» Task to complete: Below is a listing. Gather each line of it that contains "FaNCL".

Excerpts from a figure dataset:
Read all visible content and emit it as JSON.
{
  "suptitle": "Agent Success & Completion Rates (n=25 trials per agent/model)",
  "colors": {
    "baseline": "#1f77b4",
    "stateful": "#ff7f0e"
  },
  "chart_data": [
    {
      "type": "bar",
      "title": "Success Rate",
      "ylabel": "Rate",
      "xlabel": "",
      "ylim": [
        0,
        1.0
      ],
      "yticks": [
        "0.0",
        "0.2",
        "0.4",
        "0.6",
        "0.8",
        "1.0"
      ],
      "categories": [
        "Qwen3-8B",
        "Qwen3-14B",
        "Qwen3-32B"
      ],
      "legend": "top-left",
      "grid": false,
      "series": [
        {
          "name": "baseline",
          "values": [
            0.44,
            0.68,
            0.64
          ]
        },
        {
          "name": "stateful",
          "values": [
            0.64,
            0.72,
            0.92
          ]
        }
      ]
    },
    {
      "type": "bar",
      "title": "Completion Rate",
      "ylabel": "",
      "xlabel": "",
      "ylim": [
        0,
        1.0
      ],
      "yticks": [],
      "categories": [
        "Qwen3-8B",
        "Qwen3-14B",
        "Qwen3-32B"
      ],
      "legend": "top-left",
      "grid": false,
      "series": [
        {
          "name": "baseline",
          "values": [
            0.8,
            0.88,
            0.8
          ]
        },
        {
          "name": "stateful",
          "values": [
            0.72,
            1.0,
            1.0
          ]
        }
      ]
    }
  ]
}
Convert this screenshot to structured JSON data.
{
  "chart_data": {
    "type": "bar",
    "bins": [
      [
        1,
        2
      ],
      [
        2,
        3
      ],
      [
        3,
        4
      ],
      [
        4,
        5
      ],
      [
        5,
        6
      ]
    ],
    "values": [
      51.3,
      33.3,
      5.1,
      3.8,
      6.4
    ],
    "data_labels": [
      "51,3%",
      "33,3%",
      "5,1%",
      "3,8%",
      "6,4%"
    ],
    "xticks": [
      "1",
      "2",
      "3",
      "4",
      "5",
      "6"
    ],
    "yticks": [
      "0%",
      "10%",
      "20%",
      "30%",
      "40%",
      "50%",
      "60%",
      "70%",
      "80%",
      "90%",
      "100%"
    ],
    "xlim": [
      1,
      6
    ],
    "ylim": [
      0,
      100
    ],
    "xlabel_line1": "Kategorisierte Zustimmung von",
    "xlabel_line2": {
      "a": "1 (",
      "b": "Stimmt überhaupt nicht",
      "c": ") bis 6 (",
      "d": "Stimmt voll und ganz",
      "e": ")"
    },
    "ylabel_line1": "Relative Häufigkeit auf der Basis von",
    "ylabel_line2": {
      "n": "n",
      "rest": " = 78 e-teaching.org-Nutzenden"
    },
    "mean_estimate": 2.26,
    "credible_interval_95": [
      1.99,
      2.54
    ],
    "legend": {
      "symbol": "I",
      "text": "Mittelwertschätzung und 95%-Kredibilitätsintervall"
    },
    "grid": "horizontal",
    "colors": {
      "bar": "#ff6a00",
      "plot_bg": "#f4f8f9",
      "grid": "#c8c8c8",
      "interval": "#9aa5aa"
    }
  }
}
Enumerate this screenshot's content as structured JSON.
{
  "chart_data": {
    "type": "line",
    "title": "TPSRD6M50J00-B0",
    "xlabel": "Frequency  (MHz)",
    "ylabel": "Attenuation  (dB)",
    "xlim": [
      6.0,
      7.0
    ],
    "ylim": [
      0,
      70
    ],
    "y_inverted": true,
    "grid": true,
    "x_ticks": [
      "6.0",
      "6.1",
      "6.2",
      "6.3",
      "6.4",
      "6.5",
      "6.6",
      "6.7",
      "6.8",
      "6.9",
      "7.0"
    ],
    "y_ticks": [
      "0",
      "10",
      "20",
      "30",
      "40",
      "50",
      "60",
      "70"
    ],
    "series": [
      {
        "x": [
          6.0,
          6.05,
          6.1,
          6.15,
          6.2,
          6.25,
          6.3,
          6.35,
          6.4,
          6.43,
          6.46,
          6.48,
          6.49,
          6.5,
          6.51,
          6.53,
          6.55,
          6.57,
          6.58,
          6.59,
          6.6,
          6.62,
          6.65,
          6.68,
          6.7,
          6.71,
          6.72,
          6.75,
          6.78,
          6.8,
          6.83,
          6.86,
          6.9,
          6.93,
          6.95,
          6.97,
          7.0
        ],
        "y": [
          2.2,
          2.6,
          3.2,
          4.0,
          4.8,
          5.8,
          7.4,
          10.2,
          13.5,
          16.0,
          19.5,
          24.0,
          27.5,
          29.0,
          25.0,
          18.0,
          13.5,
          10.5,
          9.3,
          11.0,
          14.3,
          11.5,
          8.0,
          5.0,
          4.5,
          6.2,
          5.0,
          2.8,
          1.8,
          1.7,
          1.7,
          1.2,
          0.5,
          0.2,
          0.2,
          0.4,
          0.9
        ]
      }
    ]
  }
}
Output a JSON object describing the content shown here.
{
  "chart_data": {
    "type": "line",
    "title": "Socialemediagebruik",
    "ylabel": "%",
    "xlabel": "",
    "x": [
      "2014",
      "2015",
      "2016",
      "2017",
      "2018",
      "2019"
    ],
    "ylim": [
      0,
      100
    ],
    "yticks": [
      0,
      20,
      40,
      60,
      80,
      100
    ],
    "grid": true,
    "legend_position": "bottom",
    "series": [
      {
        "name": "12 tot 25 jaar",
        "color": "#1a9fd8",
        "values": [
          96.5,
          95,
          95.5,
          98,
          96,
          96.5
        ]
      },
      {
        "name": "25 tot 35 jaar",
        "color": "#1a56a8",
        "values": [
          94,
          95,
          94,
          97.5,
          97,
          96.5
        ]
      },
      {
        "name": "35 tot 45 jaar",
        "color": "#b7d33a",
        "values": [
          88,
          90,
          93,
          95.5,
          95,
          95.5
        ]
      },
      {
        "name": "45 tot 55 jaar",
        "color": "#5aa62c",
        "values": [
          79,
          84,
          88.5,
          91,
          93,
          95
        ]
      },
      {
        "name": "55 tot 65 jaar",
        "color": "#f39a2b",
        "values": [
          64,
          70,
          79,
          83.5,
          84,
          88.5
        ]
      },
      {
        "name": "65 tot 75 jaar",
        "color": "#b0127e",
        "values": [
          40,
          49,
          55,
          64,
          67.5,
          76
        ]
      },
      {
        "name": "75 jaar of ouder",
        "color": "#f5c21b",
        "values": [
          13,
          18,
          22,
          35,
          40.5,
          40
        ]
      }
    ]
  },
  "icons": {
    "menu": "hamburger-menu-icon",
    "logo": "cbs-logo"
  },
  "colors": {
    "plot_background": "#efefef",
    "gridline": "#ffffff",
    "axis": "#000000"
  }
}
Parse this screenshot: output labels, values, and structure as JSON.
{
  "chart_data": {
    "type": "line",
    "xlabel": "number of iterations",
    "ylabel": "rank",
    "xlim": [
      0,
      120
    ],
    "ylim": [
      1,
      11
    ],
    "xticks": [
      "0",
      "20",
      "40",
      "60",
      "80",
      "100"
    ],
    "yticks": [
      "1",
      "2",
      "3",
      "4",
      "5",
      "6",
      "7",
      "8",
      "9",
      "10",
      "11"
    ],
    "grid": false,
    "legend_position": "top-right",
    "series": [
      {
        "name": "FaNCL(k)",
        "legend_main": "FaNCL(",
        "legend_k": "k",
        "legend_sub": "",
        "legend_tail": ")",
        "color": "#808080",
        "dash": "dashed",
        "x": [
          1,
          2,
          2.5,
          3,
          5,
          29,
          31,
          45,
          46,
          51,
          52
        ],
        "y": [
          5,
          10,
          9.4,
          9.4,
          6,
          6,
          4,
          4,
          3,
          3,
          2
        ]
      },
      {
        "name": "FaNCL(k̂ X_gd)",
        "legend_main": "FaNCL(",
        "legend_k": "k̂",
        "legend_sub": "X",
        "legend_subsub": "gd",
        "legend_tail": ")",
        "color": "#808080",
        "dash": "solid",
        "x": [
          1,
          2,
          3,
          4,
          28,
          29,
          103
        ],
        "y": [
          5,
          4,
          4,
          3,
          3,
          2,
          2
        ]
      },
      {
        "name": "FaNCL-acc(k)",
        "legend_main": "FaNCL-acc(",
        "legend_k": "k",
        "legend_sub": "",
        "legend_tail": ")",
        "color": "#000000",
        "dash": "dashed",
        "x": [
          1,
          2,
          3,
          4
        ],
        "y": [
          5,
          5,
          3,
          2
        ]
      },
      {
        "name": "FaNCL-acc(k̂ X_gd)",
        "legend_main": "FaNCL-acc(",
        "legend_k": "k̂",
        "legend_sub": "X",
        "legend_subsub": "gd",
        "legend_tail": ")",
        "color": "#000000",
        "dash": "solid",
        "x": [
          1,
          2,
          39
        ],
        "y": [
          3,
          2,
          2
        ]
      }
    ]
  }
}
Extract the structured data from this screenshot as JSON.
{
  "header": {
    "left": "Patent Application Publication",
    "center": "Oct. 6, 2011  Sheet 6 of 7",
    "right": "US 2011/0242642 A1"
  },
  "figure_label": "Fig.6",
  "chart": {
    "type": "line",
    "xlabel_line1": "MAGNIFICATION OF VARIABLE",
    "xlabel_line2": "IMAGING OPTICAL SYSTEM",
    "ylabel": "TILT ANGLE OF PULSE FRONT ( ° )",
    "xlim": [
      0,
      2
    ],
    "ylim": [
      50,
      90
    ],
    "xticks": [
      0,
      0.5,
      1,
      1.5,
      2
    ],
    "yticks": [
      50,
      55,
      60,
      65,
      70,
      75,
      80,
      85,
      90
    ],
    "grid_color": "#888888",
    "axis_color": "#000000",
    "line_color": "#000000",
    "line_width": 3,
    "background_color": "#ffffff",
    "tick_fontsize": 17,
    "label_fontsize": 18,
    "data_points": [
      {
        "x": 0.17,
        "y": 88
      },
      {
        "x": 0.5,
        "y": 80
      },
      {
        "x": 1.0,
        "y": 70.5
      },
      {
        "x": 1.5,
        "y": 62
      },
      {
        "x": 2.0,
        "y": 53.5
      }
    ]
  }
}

» Response to the exercise:
        "name": "FaNCL(k)",
        "legend_main": "FaNCL(",
        "name": "FaNCL(k̂ X_gd)",
        "legend_main": "FaNCL(",
        "name": "FaNCL-acc(k)",
        "legend_main": "FaNCL-acc(",
        "name": "FaNCL-acc(k̂ X_gd)",
        "legend_main": "FaNCL-acc(",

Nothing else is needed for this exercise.